Data entries for graphics

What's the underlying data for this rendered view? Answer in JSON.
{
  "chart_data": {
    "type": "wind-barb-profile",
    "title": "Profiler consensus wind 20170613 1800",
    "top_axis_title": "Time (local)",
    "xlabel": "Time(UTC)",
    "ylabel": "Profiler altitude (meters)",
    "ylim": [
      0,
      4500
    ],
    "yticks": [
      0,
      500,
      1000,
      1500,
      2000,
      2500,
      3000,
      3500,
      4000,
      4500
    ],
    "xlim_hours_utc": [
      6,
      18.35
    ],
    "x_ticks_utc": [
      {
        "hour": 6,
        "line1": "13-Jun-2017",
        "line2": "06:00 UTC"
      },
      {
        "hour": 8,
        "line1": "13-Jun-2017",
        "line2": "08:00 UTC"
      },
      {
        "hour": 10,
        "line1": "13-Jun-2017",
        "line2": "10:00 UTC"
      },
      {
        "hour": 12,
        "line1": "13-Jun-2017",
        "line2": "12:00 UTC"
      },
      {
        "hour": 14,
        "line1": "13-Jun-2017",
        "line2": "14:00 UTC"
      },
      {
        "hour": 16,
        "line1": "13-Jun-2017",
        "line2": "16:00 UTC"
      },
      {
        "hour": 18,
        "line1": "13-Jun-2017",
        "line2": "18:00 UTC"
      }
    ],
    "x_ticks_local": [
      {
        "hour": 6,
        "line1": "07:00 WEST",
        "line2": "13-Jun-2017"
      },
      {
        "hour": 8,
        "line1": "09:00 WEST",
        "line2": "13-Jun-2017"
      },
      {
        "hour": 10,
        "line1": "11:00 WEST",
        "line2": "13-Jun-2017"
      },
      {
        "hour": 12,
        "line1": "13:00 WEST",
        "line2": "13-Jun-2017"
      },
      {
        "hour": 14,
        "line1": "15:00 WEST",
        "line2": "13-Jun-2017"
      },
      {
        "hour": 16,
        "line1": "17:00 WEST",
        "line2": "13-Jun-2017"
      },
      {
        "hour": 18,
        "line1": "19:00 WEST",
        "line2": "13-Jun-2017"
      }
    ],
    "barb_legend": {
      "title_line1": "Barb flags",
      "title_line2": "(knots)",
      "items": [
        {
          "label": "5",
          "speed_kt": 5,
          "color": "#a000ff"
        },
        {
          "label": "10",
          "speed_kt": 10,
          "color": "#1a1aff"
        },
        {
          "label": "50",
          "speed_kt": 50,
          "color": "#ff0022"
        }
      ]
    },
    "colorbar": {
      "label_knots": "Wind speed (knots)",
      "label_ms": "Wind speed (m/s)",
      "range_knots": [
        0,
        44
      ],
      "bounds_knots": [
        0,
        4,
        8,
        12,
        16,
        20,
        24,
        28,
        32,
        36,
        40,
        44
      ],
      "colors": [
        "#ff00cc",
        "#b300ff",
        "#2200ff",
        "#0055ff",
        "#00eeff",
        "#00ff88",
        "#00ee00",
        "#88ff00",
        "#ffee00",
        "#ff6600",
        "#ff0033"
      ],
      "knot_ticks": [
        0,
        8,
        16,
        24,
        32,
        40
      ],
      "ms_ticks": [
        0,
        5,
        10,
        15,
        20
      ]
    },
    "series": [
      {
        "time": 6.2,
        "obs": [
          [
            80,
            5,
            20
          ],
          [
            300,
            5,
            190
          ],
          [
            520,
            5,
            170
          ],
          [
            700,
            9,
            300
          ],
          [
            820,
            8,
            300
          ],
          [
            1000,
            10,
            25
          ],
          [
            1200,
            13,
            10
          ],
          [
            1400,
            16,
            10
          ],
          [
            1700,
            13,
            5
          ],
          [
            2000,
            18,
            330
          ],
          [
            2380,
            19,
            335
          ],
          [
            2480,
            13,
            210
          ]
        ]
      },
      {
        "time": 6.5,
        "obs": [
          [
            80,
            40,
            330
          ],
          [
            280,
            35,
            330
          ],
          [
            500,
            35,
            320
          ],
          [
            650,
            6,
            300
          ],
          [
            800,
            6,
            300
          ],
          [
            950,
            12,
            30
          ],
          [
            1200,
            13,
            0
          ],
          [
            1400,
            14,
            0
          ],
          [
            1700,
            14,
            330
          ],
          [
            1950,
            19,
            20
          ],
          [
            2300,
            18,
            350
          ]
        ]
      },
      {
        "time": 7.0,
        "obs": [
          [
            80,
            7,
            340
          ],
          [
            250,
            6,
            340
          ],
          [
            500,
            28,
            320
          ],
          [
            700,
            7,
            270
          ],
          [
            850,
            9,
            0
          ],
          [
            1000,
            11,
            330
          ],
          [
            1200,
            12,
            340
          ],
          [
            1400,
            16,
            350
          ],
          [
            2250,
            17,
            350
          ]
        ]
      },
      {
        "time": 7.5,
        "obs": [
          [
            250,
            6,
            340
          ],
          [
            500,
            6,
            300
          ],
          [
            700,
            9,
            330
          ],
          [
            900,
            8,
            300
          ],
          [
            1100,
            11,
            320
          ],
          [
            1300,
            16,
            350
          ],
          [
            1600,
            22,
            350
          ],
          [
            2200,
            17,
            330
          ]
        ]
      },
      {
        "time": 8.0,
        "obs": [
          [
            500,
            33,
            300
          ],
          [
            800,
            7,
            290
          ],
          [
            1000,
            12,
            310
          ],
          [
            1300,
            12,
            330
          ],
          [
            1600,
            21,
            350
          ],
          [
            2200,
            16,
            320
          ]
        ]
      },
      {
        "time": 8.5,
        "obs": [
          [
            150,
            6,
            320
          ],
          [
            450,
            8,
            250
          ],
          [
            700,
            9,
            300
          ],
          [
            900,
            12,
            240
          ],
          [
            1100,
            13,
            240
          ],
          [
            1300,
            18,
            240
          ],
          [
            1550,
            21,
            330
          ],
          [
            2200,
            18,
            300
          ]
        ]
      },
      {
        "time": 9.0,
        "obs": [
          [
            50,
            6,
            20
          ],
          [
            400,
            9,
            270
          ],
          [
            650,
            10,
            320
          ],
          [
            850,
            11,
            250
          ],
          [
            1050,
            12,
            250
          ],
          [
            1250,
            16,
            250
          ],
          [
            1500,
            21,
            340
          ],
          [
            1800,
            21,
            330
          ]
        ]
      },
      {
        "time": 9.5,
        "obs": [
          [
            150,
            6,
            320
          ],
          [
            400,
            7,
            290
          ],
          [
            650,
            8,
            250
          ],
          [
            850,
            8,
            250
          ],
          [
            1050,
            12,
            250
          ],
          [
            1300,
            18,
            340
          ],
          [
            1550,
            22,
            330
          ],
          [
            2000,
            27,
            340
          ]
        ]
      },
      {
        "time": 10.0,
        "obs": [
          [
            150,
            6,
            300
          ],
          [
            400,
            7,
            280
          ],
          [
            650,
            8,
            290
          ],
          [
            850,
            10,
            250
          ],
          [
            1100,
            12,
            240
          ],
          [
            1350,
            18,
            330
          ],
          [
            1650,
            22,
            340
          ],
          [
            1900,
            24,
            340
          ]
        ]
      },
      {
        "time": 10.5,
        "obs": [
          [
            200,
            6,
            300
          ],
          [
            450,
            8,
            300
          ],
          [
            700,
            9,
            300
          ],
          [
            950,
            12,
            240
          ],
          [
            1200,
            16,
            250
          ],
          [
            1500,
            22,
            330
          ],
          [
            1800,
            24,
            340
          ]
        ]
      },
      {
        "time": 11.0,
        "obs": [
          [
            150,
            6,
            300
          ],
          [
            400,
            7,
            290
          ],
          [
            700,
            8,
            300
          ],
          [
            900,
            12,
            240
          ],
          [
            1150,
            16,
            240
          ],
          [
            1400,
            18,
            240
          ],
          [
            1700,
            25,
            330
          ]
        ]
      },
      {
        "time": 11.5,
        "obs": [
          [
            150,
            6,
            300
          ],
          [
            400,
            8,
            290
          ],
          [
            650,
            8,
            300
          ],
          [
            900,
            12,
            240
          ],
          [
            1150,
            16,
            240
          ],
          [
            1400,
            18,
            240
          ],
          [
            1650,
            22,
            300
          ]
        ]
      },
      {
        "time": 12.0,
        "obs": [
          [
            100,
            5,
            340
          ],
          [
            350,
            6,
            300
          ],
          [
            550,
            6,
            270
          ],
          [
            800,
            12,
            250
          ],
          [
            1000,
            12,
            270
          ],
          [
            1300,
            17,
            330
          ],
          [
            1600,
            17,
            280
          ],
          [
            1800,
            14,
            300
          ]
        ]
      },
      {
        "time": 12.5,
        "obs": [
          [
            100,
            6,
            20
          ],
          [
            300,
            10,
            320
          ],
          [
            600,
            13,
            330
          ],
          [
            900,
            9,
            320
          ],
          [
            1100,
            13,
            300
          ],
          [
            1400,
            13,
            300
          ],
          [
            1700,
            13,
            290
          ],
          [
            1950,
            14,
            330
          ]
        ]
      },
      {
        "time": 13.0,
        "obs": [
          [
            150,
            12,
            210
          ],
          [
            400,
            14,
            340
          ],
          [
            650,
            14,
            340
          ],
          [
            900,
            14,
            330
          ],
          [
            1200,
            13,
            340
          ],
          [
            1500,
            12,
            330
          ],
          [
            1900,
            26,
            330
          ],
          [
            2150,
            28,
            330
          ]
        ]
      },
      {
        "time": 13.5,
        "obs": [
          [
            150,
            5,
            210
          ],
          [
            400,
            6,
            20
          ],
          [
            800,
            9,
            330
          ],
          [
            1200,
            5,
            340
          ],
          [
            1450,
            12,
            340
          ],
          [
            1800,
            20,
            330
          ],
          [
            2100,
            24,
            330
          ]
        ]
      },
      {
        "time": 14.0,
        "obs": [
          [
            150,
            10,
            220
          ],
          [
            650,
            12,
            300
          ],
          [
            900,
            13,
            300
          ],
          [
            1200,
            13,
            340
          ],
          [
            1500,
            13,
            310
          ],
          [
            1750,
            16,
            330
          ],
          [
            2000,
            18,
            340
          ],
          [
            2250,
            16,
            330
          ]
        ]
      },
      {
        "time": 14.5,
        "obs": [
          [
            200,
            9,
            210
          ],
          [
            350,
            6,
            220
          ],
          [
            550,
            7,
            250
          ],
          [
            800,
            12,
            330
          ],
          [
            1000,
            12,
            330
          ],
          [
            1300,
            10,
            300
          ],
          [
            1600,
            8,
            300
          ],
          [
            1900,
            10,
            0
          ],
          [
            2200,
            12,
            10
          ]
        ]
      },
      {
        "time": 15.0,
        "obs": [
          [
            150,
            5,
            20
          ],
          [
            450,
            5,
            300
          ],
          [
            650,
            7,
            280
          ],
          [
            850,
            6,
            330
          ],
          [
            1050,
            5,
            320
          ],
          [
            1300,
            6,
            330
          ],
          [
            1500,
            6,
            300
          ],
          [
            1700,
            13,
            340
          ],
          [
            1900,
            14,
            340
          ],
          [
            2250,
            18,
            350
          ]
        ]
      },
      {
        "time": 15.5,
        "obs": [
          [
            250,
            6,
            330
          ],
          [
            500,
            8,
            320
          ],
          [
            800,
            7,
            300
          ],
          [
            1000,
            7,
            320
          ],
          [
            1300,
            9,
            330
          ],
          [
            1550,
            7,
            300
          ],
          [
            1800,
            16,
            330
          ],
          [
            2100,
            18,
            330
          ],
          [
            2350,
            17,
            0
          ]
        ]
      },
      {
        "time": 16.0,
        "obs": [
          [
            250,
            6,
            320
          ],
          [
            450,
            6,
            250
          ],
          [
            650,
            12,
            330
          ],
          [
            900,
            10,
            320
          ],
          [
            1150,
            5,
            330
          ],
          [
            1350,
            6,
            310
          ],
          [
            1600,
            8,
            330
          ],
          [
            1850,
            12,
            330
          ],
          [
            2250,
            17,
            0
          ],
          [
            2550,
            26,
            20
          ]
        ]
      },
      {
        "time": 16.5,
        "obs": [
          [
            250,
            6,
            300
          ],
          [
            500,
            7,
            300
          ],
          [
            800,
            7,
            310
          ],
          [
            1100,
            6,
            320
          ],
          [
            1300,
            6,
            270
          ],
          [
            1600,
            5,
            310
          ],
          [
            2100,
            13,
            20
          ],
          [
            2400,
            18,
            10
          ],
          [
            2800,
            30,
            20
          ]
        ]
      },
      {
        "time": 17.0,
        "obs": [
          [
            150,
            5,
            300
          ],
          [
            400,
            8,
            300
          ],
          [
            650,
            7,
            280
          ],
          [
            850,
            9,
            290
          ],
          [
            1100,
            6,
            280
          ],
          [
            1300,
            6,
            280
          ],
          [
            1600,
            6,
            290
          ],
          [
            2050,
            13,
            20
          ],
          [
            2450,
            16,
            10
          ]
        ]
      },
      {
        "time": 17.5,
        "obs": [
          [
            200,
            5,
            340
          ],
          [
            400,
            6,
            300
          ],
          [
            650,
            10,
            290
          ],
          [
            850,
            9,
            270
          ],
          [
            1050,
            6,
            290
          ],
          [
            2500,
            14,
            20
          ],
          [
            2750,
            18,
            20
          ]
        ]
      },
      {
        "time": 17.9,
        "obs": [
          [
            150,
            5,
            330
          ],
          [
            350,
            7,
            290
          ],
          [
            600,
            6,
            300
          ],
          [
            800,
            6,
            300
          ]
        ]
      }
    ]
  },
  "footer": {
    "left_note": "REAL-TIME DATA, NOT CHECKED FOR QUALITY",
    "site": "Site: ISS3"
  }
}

• _WRITTEN EXERCISE_
In the entries above, find each line with the word "WEST" and show it.

• _PROBLEM SOLUTION_
        "line1": "07:00 WEST",
        "line1": "09:00 WEST",
        "line1": "11:00 WEST",
        "line1": "13:00 WEST",
        "line1": "15:00 WEST",
        "line1": "17:00 WEST",
        "line1": "19:00 WEST",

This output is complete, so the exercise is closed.